#### [WRITTEN PROBLEM]
All of the lines below are to be transcribed faithfully, with pictures excluded from the copy.

#### [TASK INPUT]
— start —

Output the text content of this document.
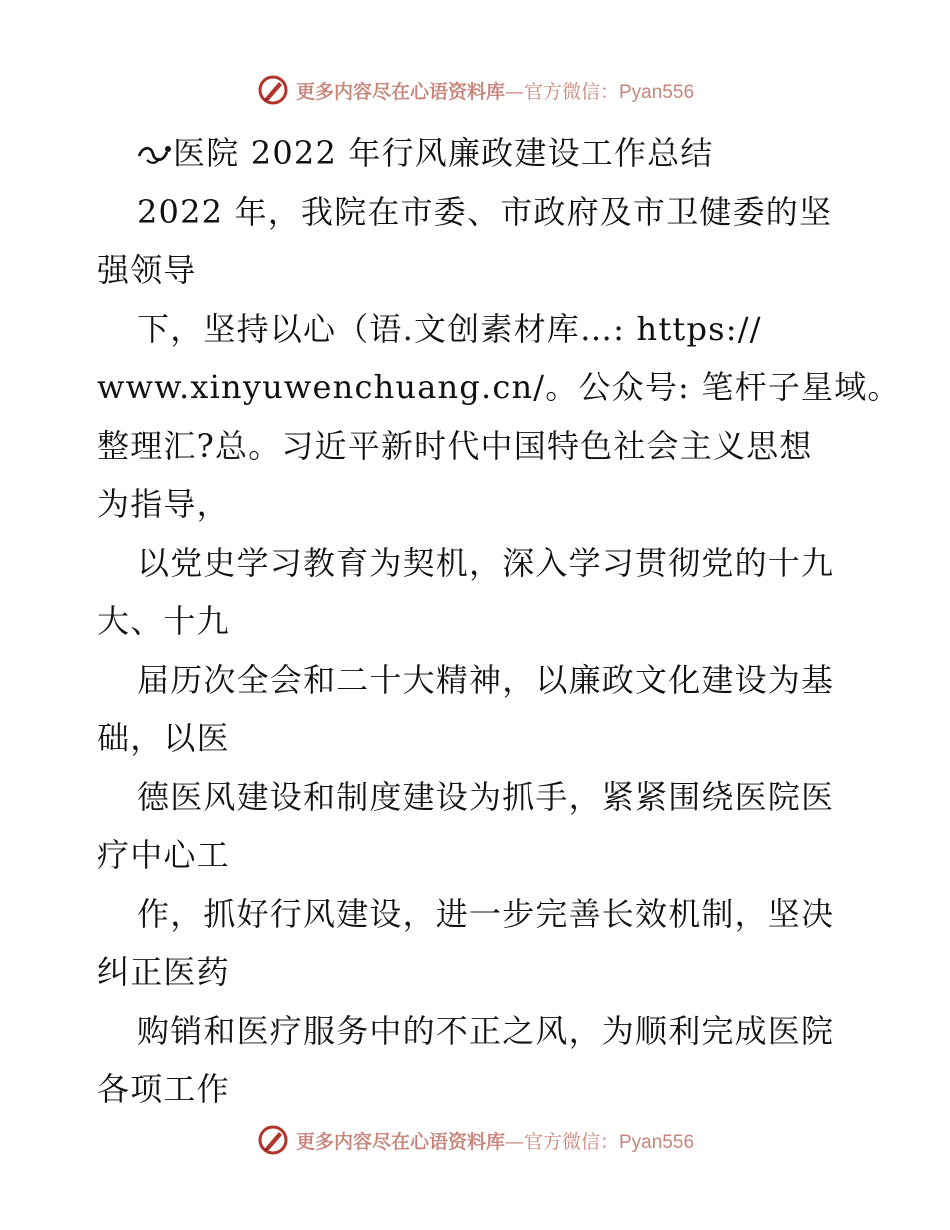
更多内容尽在心语资料库—官方微信：Pyan556
医院 2022 年行风廉政建设工作总结
2022 年，我院在市委、市政府及市卫健委的坚
强领导
下，坚持以心（语.文创素材库…: https://
www.xinyuwenchuang.cn/。公众号: 笔杆子星域。
整理汇?总。习近平新时代中国特色社会主义思想
为指导，
以党史学习教育为契机，深入学习贯彻党的十九
大、十九
届历次全会和二十大精神，以廉政文化建设为基
础，以医
德医风建设和制度建设为抓手，紧紧围绕医院医
疗中心工
作，抓好行风建设，进一步完善长效机制，坚决
纠正医药
购销和医疗服务中的不正之风，为顺利完成医院
各项工作
更多内容尽在心语资料库—官方微信：Pyan556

— end —

#### [THE RESULT]
Output the text content of this document.
更多内容尽在心语资料库—官方微信：Pyan556
医院 2022 年行风廉政建设工作总结
2022 年，我院在市委、市政府及市卫健委的坚
强领导
下，坚持以心（语.文创素材库…: https://
www.xinyuwenchuang.cn/。公众号: 笔杆子星域。
整理汇?总。习近平新时代中国特色社会主义思想
为指导，
以党史学习教育为契机，深入学习贯彻党的十九
大、十九
届历次全会和二十大精神，以廉政文化建设为基
础，以医
德医风建设和制度建设为抓手，紧紧围绕医院医
疗中心工
作，抓好行风建设，进一步完善长效机制，坚决
纠正医药
购销和医疗服务中的不正之风，为顺利完成医院
各项工作
更多内容尽在心语资料库—官方微信：Pyan556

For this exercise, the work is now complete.